TASK INSTRUCTIONS:
a. Reproduce the calculator 3D thread from "So, I wrote" up to and including "outZ remains unchanged.", renaming "BuildMatrix" to "MakeRotMatrix" throughout.
b. Write what comes next in the calculator 3D thread, picking up after its final post.

[START OF PASSAGE TO READ]

Omnimaga
Calculator Community => Other Calc-Related Projects and Ideas => TI Z80 => Topic started by: Matrefeytontias on July 04, 2013, 04:49:13 am
-
<cross-posted from Cemetech>
Hallaw people,
I finally got something related with 3D working in ASM ! :D <this is a bit like a dream coming true for me :P>
Well, nothing too unbelievable, but I'm happy with what I have so far :)
So, I wrote 3 main routines, and a few other ones you can use, but these latter are not focused on 3D.
Main 3D routines :- BuildMatrix : builds the XY composite rotation matrix given the rotation angle about X and Y axis, respectively in b and c. The advantage is that you can rotate several vertices about the same angle without recalculating the rotation for each vertex.
- ApplyMatrix : applies the matrix stored from AX to CZ (some .db in the program) to the three points stored at inX, inY and inZ and stores the result at outX, outY and outZ (more .dw). This is not necessarily a rotation matrix, but BuildMatrix writes to this area.
- ProjectVertex : does the necessary calculation to project a vertex on-screen. Takes outX, outY and outZ as parameters and outputs at outX and outY. outZ remains unchanged.
Others routines provided (only because they are used by the 3 above routines) :- multHL_DE : performs HL*DE and stores the result in HL.
- divHL64 : I let you guess.
- mulHL64 : ↑ this.
- AextendSignDE : converts the 8-bits signed number in A to a 16-bits signed number in DE.
- getSin, getCos : retrieves the entry corresponding to the angle A in the trig look-up table (1-byte entries scaled to 64, so it goes from -64 to 64).
- HLsignedDivDE : performs signed HL/DE, result in HL.
- HLdivDE : performs unsigned HL/DE, result in HL (by Xeda112358).
Screenshot ? Yes, definitely :P
(http://img.omnimaga.org//dottedCube.gif)
If you have any comment on the routines I described before I release the source, please tell me :)
-
Ui, that's looking nice!
So much 3D dev for the z80 recently ^^/me wonders when there will be a 3D basic lib
-
Looks great! Im glad you got it working :).
Do you have anything in mind for this project?
-
Not really, it's just something I really wanted to do, but I didn't have the knowledge to do it - until now :)
I hope I'll be able to reach solid drawing, but it's still something reaaally far away x)
-
Don't forget to add textures :P
-
Eeeeeeeeeeeeeeeeeeeer no :P
Well, if that will ever be, it'll be waaaaaaaaaaaaaaaaaaaay later. I'm not sure if I will still be alive at this time ;D
-
Oh, the signed division wasn't working? It worked for me when I tested it and it was faster than regular division (sometimes a lot faster)

[END OF PASSAGE TO READ]
[START OF ENTRIES SUPPLIED]

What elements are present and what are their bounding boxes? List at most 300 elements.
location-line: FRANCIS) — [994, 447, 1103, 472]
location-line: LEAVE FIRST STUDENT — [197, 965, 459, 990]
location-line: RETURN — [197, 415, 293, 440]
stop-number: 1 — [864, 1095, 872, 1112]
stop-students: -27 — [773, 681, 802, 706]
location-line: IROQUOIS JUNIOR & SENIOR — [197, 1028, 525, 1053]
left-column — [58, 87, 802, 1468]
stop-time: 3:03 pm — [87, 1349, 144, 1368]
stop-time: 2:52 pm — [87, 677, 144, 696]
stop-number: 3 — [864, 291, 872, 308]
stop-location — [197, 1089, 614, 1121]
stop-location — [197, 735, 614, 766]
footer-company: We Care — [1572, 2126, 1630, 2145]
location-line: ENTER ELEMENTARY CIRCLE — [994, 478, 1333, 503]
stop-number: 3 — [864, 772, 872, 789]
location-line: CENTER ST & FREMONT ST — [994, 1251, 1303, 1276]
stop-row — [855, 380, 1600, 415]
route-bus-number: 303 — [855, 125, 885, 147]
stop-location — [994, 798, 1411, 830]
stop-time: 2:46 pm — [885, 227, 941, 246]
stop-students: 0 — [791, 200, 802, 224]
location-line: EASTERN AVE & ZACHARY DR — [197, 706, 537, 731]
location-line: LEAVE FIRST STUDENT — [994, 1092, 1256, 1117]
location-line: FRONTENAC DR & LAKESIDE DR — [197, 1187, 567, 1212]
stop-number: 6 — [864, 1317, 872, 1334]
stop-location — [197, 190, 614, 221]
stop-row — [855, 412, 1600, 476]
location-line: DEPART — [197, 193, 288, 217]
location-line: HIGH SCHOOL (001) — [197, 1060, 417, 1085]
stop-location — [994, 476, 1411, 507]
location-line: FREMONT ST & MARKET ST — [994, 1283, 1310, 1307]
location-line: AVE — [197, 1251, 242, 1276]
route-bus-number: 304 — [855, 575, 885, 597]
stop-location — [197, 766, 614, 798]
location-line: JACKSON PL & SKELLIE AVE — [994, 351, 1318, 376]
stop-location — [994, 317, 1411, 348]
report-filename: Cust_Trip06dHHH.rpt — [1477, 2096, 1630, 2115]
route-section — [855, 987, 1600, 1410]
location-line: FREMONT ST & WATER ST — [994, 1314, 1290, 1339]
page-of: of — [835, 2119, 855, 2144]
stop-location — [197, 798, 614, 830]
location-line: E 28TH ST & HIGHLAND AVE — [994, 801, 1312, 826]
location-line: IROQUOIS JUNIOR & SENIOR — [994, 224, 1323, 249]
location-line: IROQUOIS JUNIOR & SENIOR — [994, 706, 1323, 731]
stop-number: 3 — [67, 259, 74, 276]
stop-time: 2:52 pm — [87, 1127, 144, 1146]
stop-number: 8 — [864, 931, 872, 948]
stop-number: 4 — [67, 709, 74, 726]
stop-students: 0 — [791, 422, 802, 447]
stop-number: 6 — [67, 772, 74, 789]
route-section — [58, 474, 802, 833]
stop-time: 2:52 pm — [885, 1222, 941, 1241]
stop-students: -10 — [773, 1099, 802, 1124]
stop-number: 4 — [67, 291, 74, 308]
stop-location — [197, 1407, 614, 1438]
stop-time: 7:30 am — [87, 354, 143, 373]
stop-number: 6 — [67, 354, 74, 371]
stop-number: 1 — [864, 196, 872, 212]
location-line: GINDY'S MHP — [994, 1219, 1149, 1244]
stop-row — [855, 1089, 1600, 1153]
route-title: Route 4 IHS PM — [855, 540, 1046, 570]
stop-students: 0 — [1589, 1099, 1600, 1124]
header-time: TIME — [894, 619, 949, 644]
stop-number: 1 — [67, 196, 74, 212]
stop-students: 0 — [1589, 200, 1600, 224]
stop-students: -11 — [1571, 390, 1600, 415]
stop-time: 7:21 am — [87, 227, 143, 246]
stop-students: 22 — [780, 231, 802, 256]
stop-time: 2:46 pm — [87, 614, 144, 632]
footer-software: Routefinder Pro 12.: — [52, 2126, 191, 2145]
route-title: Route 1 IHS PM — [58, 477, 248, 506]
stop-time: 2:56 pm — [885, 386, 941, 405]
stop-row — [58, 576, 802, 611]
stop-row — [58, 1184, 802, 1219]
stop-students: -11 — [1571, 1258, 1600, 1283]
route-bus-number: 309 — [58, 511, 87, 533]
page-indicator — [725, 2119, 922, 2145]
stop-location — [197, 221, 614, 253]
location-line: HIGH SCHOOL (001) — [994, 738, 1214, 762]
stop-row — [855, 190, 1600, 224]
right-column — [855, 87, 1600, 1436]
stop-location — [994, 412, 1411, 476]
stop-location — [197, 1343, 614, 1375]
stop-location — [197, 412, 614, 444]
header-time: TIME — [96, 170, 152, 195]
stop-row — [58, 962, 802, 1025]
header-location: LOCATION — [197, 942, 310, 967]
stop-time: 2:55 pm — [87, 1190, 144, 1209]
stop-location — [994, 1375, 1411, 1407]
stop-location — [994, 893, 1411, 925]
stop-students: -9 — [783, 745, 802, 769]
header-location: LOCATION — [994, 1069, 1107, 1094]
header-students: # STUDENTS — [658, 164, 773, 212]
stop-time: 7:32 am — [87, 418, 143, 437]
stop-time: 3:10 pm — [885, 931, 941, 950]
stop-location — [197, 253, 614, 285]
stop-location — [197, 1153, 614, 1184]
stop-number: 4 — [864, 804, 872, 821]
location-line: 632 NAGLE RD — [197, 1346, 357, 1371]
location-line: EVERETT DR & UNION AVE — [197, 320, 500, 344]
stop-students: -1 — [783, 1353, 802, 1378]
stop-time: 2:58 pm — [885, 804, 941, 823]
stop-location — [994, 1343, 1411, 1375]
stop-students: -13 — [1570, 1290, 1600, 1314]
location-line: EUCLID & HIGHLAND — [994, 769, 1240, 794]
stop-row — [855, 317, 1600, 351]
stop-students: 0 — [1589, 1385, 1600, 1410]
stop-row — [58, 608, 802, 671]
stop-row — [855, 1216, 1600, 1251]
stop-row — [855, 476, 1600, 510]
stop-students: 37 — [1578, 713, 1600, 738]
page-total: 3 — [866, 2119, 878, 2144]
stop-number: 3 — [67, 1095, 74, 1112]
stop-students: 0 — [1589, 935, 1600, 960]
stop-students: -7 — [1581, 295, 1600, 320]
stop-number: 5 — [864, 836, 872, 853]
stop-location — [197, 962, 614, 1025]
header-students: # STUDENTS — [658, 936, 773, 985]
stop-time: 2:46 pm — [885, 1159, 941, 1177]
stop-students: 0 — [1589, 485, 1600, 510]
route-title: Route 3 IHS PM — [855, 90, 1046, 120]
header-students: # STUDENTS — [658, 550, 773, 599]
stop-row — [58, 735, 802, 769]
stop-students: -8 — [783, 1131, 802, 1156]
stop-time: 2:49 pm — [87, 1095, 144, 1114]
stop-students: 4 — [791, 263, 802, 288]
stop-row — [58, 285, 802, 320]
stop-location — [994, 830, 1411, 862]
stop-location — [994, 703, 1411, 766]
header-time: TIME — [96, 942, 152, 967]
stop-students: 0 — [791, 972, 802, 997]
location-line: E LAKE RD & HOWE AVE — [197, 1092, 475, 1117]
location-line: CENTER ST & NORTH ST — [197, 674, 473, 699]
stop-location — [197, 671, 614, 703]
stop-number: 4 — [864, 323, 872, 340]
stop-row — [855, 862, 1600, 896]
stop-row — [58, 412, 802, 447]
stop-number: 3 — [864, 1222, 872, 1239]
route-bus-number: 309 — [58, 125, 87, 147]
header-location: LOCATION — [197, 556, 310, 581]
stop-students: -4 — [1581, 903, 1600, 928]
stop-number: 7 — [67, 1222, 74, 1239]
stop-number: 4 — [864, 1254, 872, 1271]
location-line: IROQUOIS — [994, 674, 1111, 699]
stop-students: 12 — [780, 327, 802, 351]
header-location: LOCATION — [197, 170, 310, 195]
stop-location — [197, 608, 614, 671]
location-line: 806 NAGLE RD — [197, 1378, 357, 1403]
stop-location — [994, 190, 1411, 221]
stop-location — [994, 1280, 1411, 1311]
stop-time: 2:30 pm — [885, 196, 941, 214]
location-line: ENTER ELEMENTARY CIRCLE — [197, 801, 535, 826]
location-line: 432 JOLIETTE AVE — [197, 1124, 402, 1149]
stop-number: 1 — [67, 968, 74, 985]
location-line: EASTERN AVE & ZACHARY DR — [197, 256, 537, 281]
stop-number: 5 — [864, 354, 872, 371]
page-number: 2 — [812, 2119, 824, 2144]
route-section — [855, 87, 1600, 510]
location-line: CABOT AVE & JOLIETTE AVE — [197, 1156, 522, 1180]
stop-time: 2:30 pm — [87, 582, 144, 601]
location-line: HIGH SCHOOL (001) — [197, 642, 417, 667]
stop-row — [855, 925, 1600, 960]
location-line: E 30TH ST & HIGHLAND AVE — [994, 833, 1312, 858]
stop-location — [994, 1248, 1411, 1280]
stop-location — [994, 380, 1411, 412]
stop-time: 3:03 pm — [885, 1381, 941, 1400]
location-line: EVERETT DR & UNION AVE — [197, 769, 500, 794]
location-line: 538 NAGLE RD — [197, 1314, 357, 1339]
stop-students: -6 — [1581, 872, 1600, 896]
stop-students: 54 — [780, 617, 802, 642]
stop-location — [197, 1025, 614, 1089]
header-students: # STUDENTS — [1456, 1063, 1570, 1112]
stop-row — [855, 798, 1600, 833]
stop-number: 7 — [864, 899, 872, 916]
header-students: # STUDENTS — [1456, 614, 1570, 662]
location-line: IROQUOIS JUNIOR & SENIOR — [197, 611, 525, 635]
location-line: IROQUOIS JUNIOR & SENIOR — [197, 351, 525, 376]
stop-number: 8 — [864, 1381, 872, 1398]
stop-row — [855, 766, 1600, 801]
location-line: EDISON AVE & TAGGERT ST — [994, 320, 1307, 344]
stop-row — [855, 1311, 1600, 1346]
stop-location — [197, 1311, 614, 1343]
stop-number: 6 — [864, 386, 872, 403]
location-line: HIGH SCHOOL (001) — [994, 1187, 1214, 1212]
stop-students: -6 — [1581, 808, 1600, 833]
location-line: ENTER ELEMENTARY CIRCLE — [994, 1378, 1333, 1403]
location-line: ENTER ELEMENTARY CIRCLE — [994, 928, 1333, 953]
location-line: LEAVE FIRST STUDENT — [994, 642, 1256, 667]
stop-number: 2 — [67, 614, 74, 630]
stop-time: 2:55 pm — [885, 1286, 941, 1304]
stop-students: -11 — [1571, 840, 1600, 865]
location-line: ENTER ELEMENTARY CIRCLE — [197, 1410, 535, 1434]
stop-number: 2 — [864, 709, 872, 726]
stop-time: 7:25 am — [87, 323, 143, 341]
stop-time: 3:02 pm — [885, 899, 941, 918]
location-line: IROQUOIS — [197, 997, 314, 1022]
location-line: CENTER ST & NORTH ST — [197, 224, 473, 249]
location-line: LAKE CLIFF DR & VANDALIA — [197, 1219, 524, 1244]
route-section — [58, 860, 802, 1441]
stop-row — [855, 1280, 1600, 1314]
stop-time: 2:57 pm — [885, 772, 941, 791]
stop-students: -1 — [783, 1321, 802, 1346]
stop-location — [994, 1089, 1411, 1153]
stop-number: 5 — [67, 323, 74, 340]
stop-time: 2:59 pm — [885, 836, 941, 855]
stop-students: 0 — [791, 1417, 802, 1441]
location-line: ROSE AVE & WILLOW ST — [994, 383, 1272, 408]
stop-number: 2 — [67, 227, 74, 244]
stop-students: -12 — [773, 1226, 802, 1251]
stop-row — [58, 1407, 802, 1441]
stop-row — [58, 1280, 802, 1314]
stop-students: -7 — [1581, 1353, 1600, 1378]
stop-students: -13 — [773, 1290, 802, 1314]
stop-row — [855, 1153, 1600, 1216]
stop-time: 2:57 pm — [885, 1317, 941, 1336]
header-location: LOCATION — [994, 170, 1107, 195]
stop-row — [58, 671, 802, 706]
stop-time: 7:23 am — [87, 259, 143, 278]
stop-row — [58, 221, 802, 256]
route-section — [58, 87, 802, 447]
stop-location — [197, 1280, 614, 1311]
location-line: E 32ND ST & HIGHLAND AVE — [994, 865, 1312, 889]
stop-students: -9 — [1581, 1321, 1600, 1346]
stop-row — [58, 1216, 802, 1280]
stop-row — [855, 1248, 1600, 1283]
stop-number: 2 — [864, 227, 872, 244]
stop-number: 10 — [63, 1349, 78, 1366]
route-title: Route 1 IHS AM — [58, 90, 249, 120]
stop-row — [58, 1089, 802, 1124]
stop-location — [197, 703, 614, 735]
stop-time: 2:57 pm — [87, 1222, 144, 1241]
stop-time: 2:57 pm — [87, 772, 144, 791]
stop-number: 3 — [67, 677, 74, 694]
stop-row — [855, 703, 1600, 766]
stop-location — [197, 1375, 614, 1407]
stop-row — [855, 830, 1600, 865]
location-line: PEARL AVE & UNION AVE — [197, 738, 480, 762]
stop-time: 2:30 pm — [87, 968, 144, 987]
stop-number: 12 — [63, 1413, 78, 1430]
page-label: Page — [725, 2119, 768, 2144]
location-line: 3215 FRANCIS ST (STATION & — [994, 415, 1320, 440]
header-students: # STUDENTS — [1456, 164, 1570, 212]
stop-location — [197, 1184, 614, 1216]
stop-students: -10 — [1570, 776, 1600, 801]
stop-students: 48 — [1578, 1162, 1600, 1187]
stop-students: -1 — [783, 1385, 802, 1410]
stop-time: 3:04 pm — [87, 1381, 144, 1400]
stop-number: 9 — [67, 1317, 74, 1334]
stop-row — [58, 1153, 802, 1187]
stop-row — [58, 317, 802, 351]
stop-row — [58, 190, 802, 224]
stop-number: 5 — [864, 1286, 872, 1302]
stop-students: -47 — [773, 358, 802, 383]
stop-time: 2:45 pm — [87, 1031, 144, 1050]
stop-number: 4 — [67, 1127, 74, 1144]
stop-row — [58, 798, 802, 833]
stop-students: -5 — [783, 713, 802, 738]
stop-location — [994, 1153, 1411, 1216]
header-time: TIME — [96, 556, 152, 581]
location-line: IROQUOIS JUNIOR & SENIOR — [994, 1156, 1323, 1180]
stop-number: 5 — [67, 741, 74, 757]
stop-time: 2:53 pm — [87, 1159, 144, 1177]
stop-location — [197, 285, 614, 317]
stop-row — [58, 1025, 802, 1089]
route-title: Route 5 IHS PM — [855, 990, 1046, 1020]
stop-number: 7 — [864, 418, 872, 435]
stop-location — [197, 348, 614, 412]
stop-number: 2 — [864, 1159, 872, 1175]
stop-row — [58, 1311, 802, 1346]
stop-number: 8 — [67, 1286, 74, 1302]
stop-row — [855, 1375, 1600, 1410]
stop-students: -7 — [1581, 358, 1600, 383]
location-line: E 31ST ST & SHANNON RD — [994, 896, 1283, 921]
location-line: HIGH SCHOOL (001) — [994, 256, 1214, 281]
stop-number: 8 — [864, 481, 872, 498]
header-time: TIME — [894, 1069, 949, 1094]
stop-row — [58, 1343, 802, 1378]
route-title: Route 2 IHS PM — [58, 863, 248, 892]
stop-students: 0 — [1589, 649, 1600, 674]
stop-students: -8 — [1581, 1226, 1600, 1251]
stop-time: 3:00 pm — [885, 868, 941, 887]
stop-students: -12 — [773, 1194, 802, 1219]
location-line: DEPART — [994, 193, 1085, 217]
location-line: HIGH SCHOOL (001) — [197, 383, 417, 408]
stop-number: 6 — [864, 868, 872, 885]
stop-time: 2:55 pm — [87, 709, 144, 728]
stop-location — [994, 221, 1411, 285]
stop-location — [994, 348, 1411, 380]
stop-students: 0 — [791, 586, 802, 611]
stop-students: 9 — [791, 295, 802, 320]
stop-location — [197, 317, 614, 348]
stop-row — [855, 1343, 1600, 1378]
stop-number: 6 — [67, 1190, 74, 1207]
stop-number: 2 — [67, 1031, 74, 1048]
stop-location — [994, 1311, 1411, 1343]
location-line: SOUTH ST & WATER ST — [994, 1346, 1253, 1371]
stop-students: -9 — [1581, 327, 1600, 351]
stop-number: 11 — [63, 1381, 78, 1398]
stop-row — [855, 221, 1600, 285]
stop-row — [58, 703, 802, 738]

[END OF ENTRIES SUPPLIED]

ANSWERS BELOW:
a.
So, I wrote 3 main routines, and a few other ones you can use, but these latter are not focused on 3D.
Main 3D routines :- MakeRotMatrix : builds the XY composite rotation matrix given the rotation angle about X and Y axis, respectively in b and c. The advantage is that you can rotate several vertices about the same angle without recalculating the rotation for each vertex.
- ApplyMatrix : applies the matrix stored from AX to CZ (some .db in the program) to the three points stored at inX, inY and inZ and stores the result at outX, outY and outZ (more .dw). This is not necessarily a rotation matrix, but MakeRotMatrix writes to this area.
- ProjectVertex : does the necessary calculation to project a vertex on-screen. Takes outX, outY and outZ as parameters and outputs at outX and outY. outZ remains unchanged.

b.
-
It wasn't working for me, so I got back to the first option (I optimized a bit the abs part tho).
-
Hmm, what were you passing and what was it returning? It was definitely working for me.
-
Looks really great! I wonder how fast it is with lines connecting each dot?
-
@Xeda112358 : I used it in the ProjectVertex routine, it was all weird, I can't really say since it was 2 days ago. I'll test again.
@DJ Omnimaga : can't really say, I'm afraid that this will be a bit slow though :/ I'll make a test with MirageOS's fastline routine.
EDIT : btw, I already use MirageOS's fastcopys routine. IDK if this has any effect on the speed (it has IIRC).
-
Okay, because the only problem area that I could find was pointed out by Jacobly earlier (if HL=8000h it will return a wrong result that is negative the real answer). The fix is simple:
;===============================================================
HL_Div_BC_Signed:
;===============================================================
;Performs HL/BC
;Speed: 1350-55a-2b
; b is the number of set bits in the result
; a is the number of leading zeroes in the absolute value of HL, minus 1
; add 24 if HL is negative
; add 19 if BC is negative
; add 28 if the result is negative
;Size: 68 bytes
;Inputs:
; HL is the numerator
; BC is the denominator
;Outputs:
; DE is the quotient
; HL is the remainder
; BC is not changed
;Destroys:
; A
;===============================================================
ld a,h
xor b
push af
;absHL
xor b
jp p,$+9
xor a \ sub l \ ld l,a
sbc a,a \ sub h \ ld h,a
;absBC:
bit 7,b
jr z,$+8
xor a \ sub c \ ld c,a
sbc a,a \ sub b \ ld b,a
ld de,0
adc hl,hl
jr z,EndSDiv
ld a,16
add hl,hl
dec a
jp nc,$-2
ex de,hl
jp jumpin
Loop1:
add hl,bc ;--
Loop2:
dec a ;4
jr z,EndSDiv ;12|23
sla e ;--
rl d ;--
jumpin: ;
adc hl,hl ;15
sbc hl,bc ;15
jr c,Loop1 ;23-2b ;b is the number of bits in the absolute value of the result.
inc e ;--
jp Loop2 ;--
EndSDiv:
pop af \ ret p
xor a \ sub e \ ld e,a
sbc a,a \ sub d \ ld d,a
ret
Remember that HL and BC are the inputs, DE is the output (HL is the remainder).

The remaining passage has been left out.